◆ INSTRUCTIONS TO FOLLOW
Extract the text of each entry below exactly, leaving every image behind.

[Collected data]
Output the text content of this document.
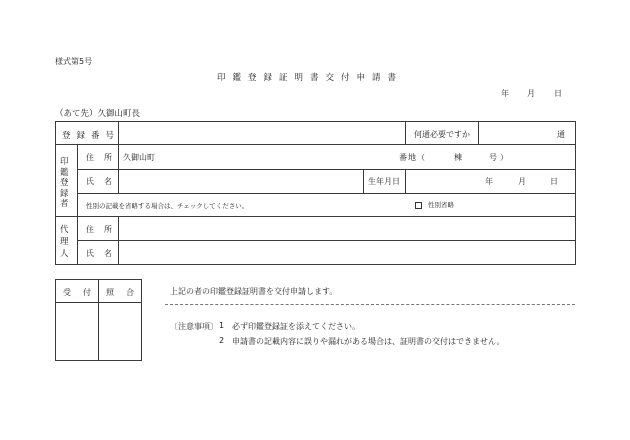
様式第5号
印鑑登録証明書交付申請書
年 月 日
（あて先）久御山町長
登録番号	何通必要ですか	通
印
鑑
登
録
者
住所 久御山町	番地（	棟	号）
氏名	生年月日	年	月	日
性別の記載を省略する場合は、チェックしてください。	性別省略
代
理
人
住所
氏名
受付 照合	上記の者の印鑑登録証明書を交付申請します。
〔注意事項〕 1 必ず印鑑登録証を添えてください。
2 申請書の記載内容に誤りや漏れがある場合は、証明書の交付はできません。
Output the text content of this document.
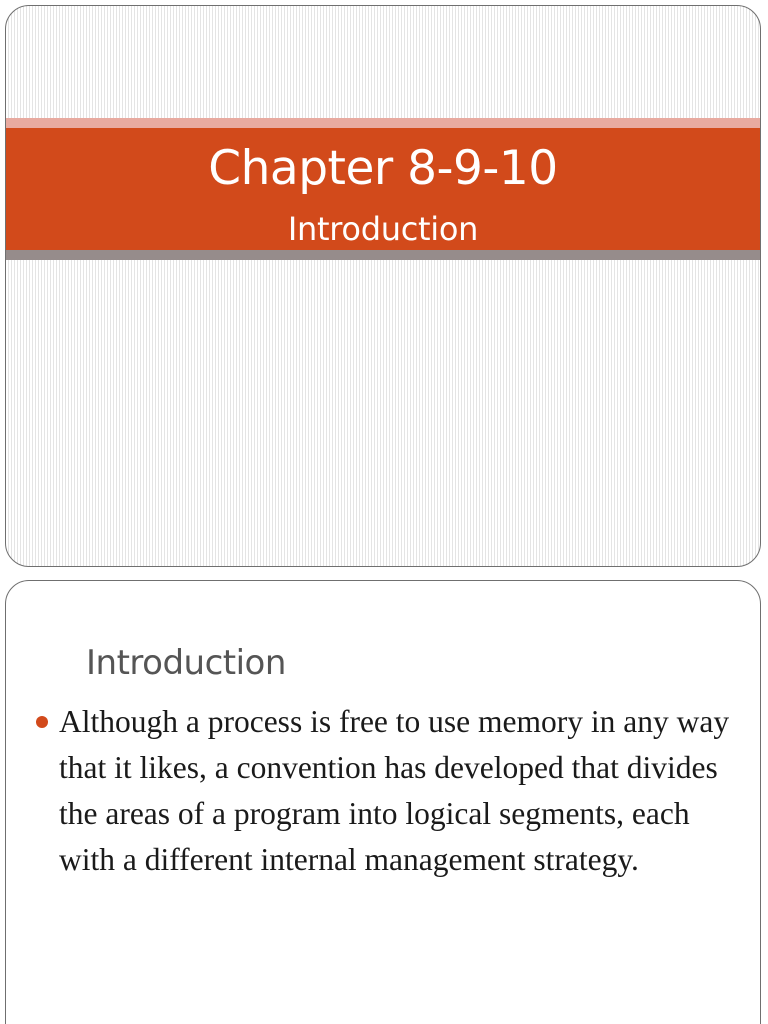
Chapter 8-9-10
Introduction
Introduction
Although a process is free to use memory in any way that it likes, a convention has developed that divides the areas of a program into logical segments, each with a different internal management strategy.
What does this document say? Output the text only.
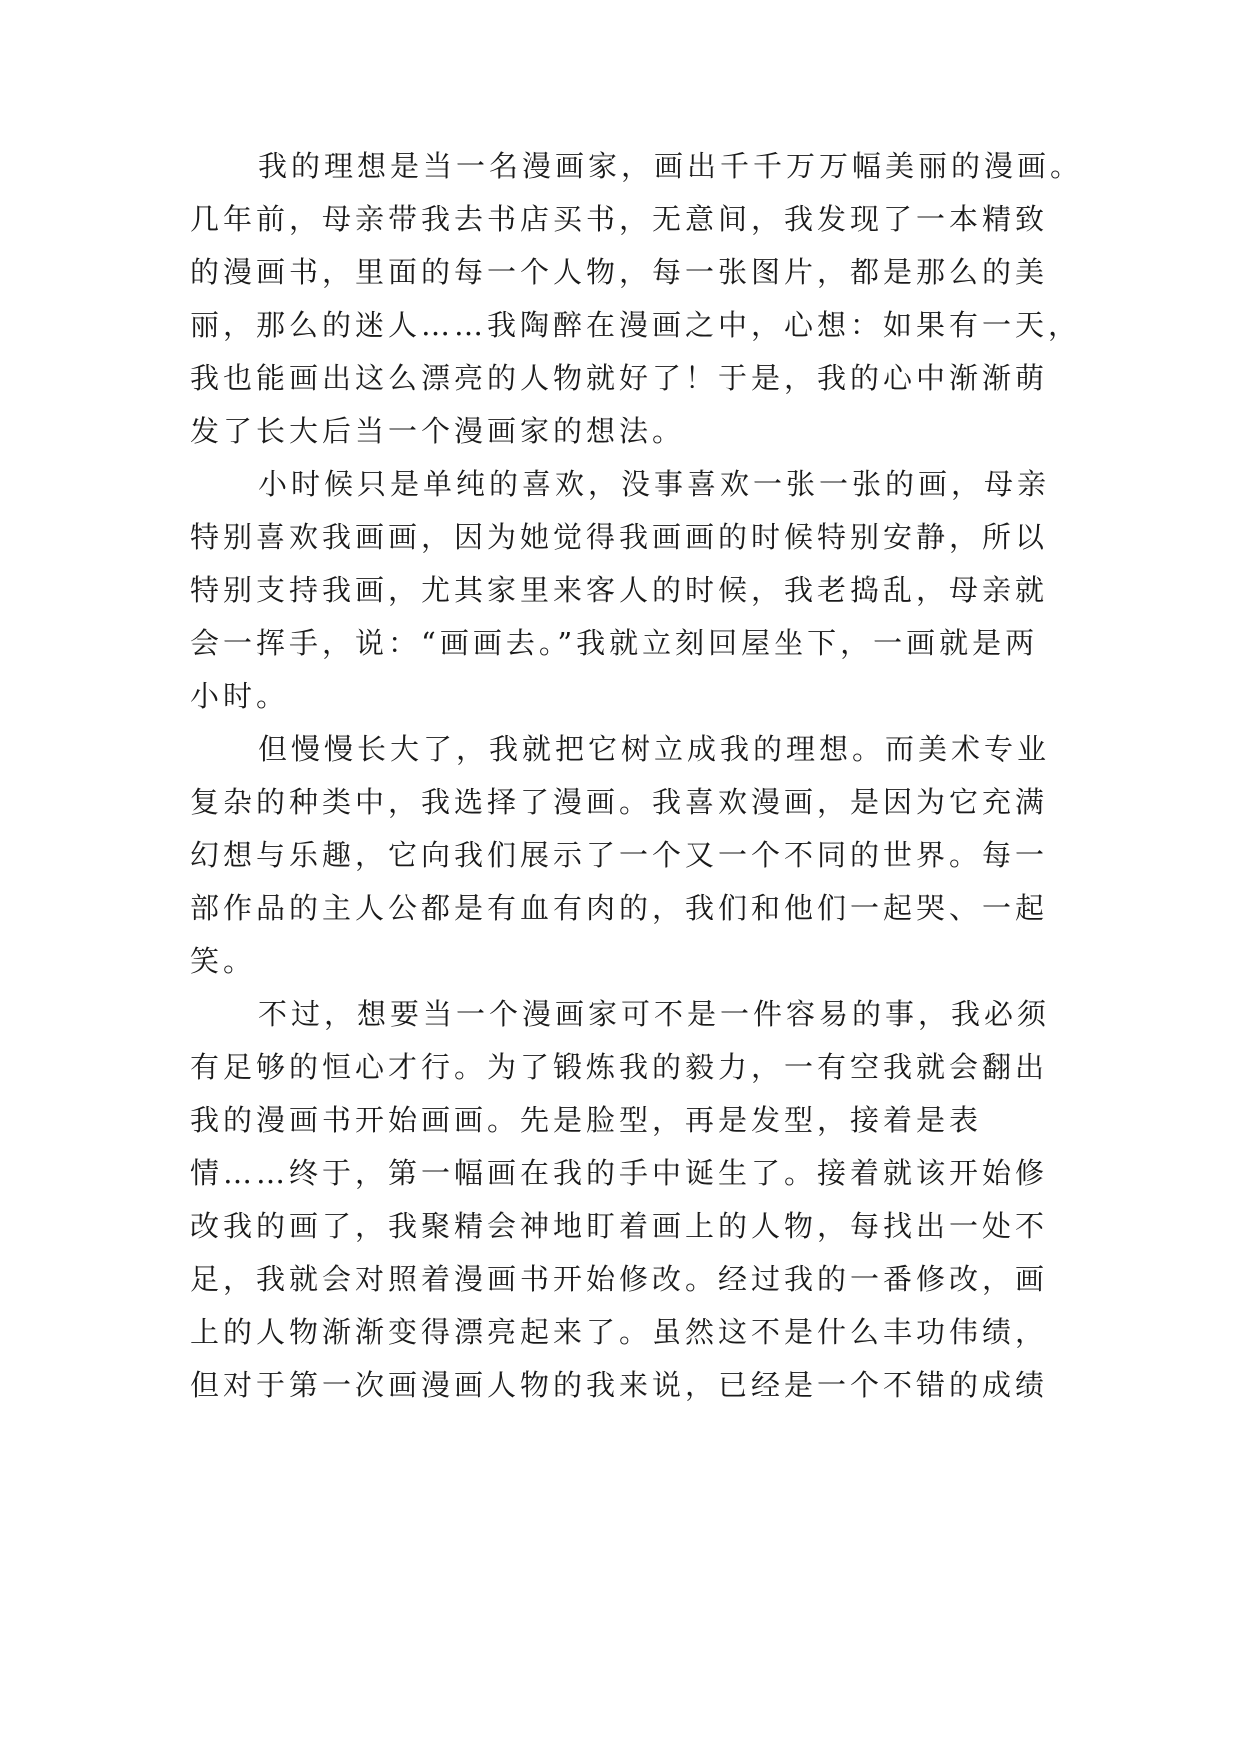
我的理想是当一名漫画家，画出千千万万幅美丽的漫画。
几年前，母亲带我去书店买书，无意间，我发现了一本精致
的漫画书，里面的每一个人物，每一张图片，都是那么的美
丽，那么的迷人……我陶醉在漫画之中，心想：如果有一天，
我也能画出这么漂亮的人物就好了！于是，我的心中渐渐萌
发了长大后当一个漫画家的想法。
小时候只是单纯的喜欢，没事喜欢一张一张的画，母亲
特别喜欢我画画，因为她觉得我画画的时候特别安静，所以
特别支持我画，尤其家里来客人的时候，我老捣乱，母亲就
会一挥手，说：“画画去。”我就立刻回屋坐下，一画就是两
小时。
但慢慢长大了，我就把它树立成我的理想。而美术专业
复杂的种类中，我选择了漫画。我喜欢漫画，是因为它充满
幻想与乐趣，它向我们展示了一个又一个不同的世界。每一
部作品的主人公都是有血有肉的，我们和他们一起哭、一起
笑。
不过，想要当一个漫画家可不是一件容易的事，我必须
有足够的恒心才行。为了锻炼我的毅力，一有空我就会翻出
我的漫画书开始画画。先是脸型，再是发型，接着是表
情……终于，第一幅画在我的手中诞生了。接着就该开始修
改我的画了，我聚精会神地盯着画上的人物，每找出一处不
足，我就会对照着漫画书开始修改。经过我的一番修改，画
上的人物渐渐变得漂亮起来了。虽然这不是什么丰功伟绩，
但对于第一次画漫画人物的我来说，已经是一个不错的成绩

◆ TASK ANSWER
Output the text content of this document.
様式第5号
印鑑登録証明書交付申請書
年 月 日
（あて先）久御山町長
登録番号	何通必要ですか	通
印
鑑
登
録
者
住所 久御山町	番地（	棟	号）
氏名	生年月日	年	月	日
性別の記載を省略する場合は、チェックしてください。	性別省略
代
理
人
住所
氏名
受付 照合	上記の者の印鑑登録証明書を交付申請します。
〔注意事項〕 1 必ず印鑑登録証を添えてください。
2 申請書の記載内容に誤りや漏れがある場合は、証明書の交付はできません。
Output the text content of this document.
Chapter 8-9-10
Introduction
Introduction
Although a process is free to use memory in any way that it likes, a convention has developed that divides the areas of a program into logical segments, each with a different internal management strategy.
What does this document say? Output the text only.
我的理想是当一名漫画家，画出千千万万幅美丽的漫画。
几年前，母亲带我去书店买书，无意间，我发现了一本精致
的漫画书，里面的每一个人物，每一张图片，都是那么的美
丽，那么的迷人……我陶醉在漫画之中，心想：如果有一天，
我也能画出这么漂亮的人物就好了！于是，我的心中渐渐萌
发了长大后当一个漫画家的想法。
小时候只是单纯的喜欢，没事喜欢一张一张的画，母亲
特别喜欢我画画，因为她觉得我画画的时候特别安静，所以
特别支持我画，尤其家里来客人的时候，我老捣乱，母亲就
会一挥手，说：“画画去。”我就立刻回屋坐下，一画就是两
小时。
但慢慢长大了，我就把它树立成我的理想。而美术专业
复杂的种类中，我选择了漫画。我喜欢漫画，是因为它充满
幻想与乐趣，它向我们展示了一个又一个不同的世界。每一
部作品的主人公都是有血有肉的，我们和他们一起哭、一起
笑。
不过，想要当一个漫画家可不是一件容易的事，我必须
有足够的恒心才行。为了锻炼我的毅力，一有空我就会翻出
我的漫画书开始画画。先是脸型，再是发型，接着是表
情……终于，第一幅画在我的手中诞生了。接着就该开始修
改我的画了，我聚精会神地盯着画上的人物，每找出一处不
足，我就会对照着漫画书开始修改。经过我的一番修改，画
上的人物渐渐变得漂亮起来了。虽然这不是什么丰功伟绩，
但对于第一次画漫画人物的我来说，已经是一个不错的成绩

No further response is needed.